• EXERCISE DETAILS:
Output the records. Match them exactly.

• EXTRACTED MATERIAL:
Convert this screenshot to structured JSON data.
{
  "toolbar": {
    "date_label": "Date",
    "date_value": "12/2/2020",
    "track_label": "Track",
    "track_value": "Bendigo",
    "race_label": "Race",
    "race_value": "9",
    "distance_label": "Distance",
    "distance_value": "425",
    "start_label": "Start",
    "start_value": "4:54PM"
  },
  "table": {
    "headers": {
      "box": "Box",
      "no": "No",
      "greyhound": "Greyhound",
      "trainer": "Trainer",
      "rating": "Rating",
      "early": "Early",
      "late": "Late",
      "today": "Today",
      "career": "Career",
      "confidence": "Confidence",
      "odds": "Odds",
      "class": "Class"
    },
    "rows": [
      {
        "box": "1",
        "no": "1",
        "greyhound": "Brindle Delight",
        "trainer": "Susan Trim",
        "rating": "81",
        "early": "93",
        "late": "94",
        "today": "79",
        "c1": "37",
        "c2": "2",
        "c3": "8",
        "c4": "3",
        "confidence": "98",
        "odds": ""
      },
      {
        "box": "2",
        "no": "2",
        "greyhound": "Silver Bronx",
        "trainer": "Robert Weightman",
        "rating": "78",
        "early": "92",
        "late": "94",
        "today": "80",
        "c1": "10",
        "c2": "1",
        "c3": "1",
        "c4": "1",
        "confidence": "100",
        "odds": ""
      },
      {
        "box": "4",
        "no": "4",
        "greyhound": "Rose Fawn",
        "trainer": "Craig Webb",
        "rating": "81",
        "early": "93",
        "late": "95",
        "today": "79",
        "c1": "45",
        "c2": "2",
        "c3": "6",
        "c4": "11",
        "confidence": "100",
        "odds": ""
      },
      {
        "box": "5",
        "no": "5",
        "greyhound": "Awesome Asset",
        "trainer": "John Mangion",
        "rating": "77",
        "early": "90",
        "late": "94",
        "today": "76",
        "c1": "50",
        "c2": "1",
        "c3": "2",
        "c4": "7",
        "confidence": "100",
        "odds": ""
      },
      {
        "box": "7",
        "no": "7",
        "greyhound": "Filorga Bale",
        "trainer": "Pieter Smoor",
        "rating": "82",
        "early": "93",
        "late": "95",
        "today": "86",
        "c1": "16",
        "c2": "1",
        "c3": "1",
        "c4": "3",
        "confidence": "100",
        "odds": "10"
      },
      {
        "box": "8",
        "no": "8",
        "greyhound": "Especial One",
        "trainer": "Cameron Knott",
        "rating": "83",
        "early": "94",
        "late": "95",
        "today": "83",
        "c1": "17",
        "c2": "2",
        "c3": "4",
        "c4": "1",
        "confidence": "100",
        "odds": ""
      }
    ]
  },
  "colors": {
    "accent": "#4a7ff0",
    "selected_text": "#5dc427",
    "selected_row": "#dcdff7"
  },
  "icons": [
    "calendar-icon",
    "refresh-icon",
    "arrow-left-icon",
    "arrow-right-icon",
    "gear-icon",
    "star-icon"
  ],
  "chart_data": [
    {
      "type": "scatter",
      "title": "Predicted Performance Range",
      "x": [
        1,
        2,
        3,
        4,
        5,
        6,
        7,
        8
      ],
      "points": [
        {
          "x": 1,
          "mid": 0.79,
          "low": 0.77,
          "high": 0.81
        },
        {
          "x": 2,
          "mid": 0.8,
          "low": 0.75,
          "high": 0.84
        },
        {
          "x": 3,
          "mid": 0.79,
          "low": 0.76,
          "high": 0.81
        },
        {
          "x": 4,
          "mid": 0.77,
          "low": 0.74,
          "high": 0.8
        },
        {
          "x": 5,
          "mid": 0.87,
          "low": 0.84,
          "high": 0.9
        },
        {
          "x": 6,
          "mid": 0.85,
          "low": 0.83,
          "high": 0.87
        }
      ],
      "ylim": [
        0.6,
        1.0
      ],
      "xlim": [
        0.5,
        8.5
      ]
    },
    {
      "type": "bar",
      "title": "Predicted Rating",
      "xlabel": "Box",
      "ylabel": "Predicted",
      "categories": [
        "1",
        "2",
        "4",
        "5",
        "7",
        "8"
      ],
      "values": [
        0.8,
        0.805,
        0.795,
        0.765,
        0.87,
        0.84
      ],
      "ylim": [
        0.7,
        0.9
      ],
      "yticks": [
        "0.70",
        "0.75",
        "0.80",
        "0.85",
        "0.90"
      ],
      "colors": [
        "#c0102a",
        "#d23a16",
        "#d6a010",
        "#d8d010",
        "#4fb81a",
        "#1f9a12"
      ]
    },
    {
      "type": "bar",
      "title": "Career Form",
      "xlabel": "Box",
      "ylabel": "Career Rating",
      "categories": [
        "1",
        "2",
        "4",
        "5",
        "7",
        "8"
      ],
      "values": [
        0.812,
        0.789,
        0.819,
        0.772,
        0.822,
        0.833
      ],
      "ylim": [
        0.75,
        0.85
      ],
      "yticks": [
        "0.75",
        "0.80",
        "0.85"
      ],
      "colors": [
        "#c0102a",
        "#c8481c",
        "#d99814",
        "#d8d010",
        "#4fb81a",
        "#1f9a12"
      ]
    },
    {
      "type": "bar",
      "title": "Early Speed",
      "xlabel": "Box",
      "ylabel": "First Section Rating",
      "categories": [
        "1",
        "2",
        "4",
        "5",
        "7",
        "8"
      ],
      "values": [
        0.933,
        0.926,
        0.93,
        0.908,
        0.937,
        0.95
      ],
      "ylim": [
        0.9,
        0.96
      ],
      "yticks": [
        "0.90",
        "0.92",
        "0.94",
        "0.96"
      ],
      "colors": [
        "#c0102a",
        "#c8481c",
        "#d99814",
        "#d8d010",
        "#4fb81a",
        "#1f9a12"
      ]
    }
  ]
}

• OUTPUT OF THE EXERCISE:
Convert this screenshot to structured JSON data.
{
  "toolbar": {
    "date_label": "Date",
    "date_value": "12/2/2020",
    "track_label": "Track",
    "track_value": "Bendigo",
    "race_label": "Race",
    "race_value": "9",
    "distance_label": "Distance",
    "distance_value": "425",
    "start_label": "Start",
    "start_value": "4:54PM"
  },
  "table": {
    "headers": {
      "box": "Box",
      "no": "No",
      "greyhound": "Greyhound",
      "trainer": "Trainer",
      "rating": "Rating",
      "early": "Early",
      "late": "Late",
      "today": "Today",
      "career": "Career",
      "confidence": "Confidence",
      "odds": "Odds",
      "class": "Class"
    },
    "rows": [
      {
        "box": "1",
        "no": "1",
        "greyhound": "Brindle Delight",
        "trainer": "Susan Trim",
        "rating": "81",
        "early": "93",
        "late": "94",
        "today": "79",
        "c1": "37",
        "c2": "2",
        "c3": "8",
        "c4": "3",
        "confidence": "98",
        "odds": ""
      },
      {
        "box": "2",
        "no": "2",
        "greyhound": "Silver Bronx",
        "trainer": "Robert Weightman",
        "rating": "78",
        "early": "92",
        "late": "94",
        "today": "80",
        "c1": "10",
        "c2": "1",
        "c3": "1",
        "c4": "1",
        "confidence": "100",
        "odds": ""
      },
      {
        "box": "4",
        "no": "4",
        "greyhound": "Rose Fawn",
        "trainer": "Craig Webb",
        "rating": "81",
        "early": "93",
        "late": "95",
        "today": "79",
        "c1": "45",
        "c2": "2",
        "c3": "6",
        "c4": "11",
        "confidence": "100",
        "odds": ""
      },
      {
        "box": "5",
        "no": "5",
        "greyhound": "Awesome Asset",
        "trainer": "John Mangion",
        "rating": "77",
        "early": "90",
        "late": "94",
        "today": "76",
        "c1": "50",
        "c2": "1",
        "c3": "2",
        "c4": "7",
        "confidence": "100",
        "odds": ""
      },
      {
        "box": "7",
        "no": "7",
        "greyhound": "Filorga Bale",
        "trainer": "Pieter Smoor",
        "rating": "82",
        "early": "93",
        "late": "95",
        "today": "86",
        "c1": "16",
        "c2": "1",
        "c3": "1",
        "c4": "3",
        "confidence": "100",
        "odds": "10"
      },
      {
        "box": "8",
        "no": "8",
        "greyhound": "Especial One",
        "trainer": "Cameron Knott",
        "rating": "83",
        "early": "94",
        "late": "95",
        "today": "83",
        "c1": "17",
        "c2": "2",
        "c3": "4",
        "c4": "1",
        "confidence": "100",
        "odds": ""
      }
    ]
  },
  "colors": {
    "accent": "#4a7ff0",
    "selected_text": "#5dc427",
    "selected_row": "#dcdff7"
  },
  "icons": [
    "calendar-icon",
    "refresh-icon",
    "arrow-left-icon",
    "arrow-right-icon",
    "gear-icon",
    "star-icon"
  ],
  "chart_data": [
    {
      "type": "scatter",
      "title": "Predicted Performance Range",
      "x": [
        1,
        2,
        3,
        4,
        5,
        6,
        7,
        8
      ],
      "points": [
        {
          "x": 1,
          "mid": 0.79,
          "low": 0.77,
          "high": 0.81
        },
        {
          "x": 2,
          "mid": 0.8,
          "low": 0.75,
          "high": 0.84
        },
        {
          "x": 3,
          "mid": 0.79,
          "low": 0.76,
          "high": 0.81
        },
        {
          "x": 4,
          "mid": 0.77,
          "low": 0.74,
          "high": 0.8
        },
        {
          "x": 5,
          "mid": 0.87,
          "low": 0.84,
          "high": 0.9
        },
        {
          "x": 6,
          "mid": 0.85,
          "low": 0.83,
          "high": 0.87
        }
      ],
      "ylim": [
        0.6,
        1.0
      ],
      "xlim": [
        0.5,
        8.5
      ]
    },
    {
      "type": "bar",
      "title": "Predicted Rating",
      "xlabel": "Box",
      "ylabel": "Predicted",
      "categories": [
        "1",
        "2",
        "4",
        "5",
        "7",
        "8"
      ],
      "values": [
        0.8,
        0.805,
        0.795,
        0.765,
        0.87,
        0.84
      ],
      "ylim": [
        0.7,
        0.9
      ],
      "yticks": [
        "0.70",
        "0.75",
        "0.80",
        "0.85",
        "0.90"
      ],
      "colors": [
        "#c0102a",
        "#d23a16",
        "#d6a010",
        "#d8d010",
        "#4fb81a",
        "#1f9a12"
      ]
    },
    {
      "type": "bar",
      "title": "Career Form",
      "xlabel": "Box",
      "ylabel": "Career Rating",
      "categories": [
        "1",
        "2",
        "4",
        "5",
        "7",
        "8"
      ],
      "values": [
        0.812,
        0.789,
        0.819,
        0.772,
        0.822,
        0.833
      ],
      "ylim": [
        0.75,
        0.85
      ],
      "yticks": [
        "0.75",
        "0.80",
        "0.85"
      ],
      "colors": [
        "#c0102a",
        "#c8481c",
        "#d99814",
        "#d8d010",
        "#4fb81a",
        "#1f9a12"
      ]
    },
    {
      "type": "bar",
      "title": "Early Speed",
      "xlabel": "Box",
      "ylabel": "First Section Rating",
      "categories": [
        "1",
        "2",
        "4",
        "5",
        "7",
        "8"
      ],
      "values": [
        0.933,
        0.926,
        0.93,
        0.908,
        0.937,
        0.95
      ],
      "ylim": [
        0.9,
        0.96
      ],
      "yticks": [
        "0.90",
        "0.92",
        "0.94",
        "0.96"
      ],
      "colors": [
        "#c0102a",
        "#c8481c",
        "#d99814",
        "#d8d010",
        "#4fb81a",
        "#1f9a12"
      ]
    }
  ]
}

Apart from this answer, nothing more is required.